▸ **Data items**

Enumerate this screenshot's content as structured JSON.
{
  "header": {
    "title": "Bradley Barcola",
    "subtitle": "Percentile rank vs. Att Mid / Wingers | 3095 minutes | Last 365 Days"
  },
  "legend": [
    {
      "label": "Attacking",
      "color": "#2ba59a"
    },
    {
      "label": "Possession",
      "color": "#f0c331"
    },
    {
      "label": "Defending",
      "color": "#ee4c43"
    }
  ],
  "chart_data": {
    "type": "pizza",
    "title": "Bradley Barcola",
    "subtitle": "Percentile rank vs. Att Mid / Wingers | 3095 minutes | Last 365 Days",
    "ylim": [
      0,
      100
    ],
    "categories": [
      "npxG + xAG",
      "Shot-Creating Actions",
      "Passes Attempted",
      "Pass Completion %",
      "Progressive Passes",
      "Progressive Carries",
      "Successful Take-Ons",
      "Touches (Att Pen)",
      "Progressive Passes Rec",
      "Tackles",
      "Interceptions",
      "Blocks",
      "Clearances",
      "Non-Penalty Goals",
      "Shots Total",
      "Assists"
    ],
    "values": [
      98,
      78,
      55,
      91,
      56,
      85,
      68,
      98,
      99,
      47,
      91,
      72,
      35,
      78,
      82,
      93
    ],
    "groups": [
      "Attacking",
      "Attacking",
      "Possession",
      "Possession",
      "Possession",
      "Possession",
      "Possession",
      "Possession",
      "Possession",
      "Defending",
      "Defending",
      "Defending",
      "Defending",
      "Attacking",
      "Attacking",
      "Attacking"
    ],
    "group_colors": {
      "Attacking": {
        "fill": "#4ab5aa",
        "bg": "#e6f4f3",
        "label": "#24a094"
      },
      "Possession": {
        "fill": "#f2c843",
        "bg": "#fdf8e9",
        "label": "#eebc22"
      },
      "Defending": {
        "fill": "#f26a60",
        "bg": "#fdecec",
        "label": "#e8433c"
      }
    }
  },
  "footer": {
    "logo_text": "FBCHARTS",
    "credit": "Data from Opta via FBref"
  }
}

▸ **Your instructions**
Copy out all of the lines above exactly.

▸ **Complete output**
Enumerate this screenshot's content as structured JSON.
{
  "header": {
    "title": "Bradley Barcola",
    "subtitle": "Percentile rank vs. Att Mid / Wingers | 3095 minutes | Last 365 Days"
  },
  "legend": [
    {
      "label": "Attacking",
      "color": "#2ba59a"
    },
    {
      "label": "Possession",
      "color": "#f0c331"
    },
    {
      "label": "Defending",
      "color": "#ee4c43"
    }
  ],
  "chart_data": {
    "type": "pizza",
    "title": "Bradley Barcola",
    "subtitle": "Percentile rank vs. Att Mid / Wingers | 3095 minutes | Last 365 Days",
    "ylim": [
      0,
      100
    ],
    "categories": [
      "npxG + xAG",
      "Shot-Creating Actions",
      "Passes Attempted",
      "Pass Completion %",
      "Progressive Passes",
      "Progressive Carries",
      "Successful Take-Ons",
      "Touches (Att Pen)",
      "Progressive Passes Rec",
      "Tackles",
      "Interceptions",
      "Blocks",
      "Clearances",
      "Non-Penalty Goals",
      "Shots Total",
      "Assists"
    ],
    "values": [
      98,
      78,
      55,
      91,
      56,
      85,
      68,
      98,
      99,
      47,
      91,
      72,
      35,
      78,
      82,
      93
    ],
    "groups": [
      "Attacking",
      "Attacking",
      "Possession",
      "Possession",
      "Possession",
      "Possession",
      "Possession",
      "Possession",
      "Possession",
      "Defending",
      "Defending",
      "Defending",
      "Defending",
      "Attacking",
      "Attacking",
      "Attacking"
    ],
    "group_colors": {
      "Attacking": {
        "fill": "#4ab5aa",
        "bg": "#e6f4f3",
        "label": "#24a094"
      },
      "Possession": {
        "fill": "#f2c843",
        "bg": "#fdf8e9",
        "label": "#eebc22"
      },
      "Defending": {
        "fill": "#f26a60",
        "bg": "#fdecec",
        "label": "#e8433c"
      }
    }
  },
  "footer": {
    "logo_text": "FBCHARTS",
    "credit": "Data from Opta via FBref"
  }
}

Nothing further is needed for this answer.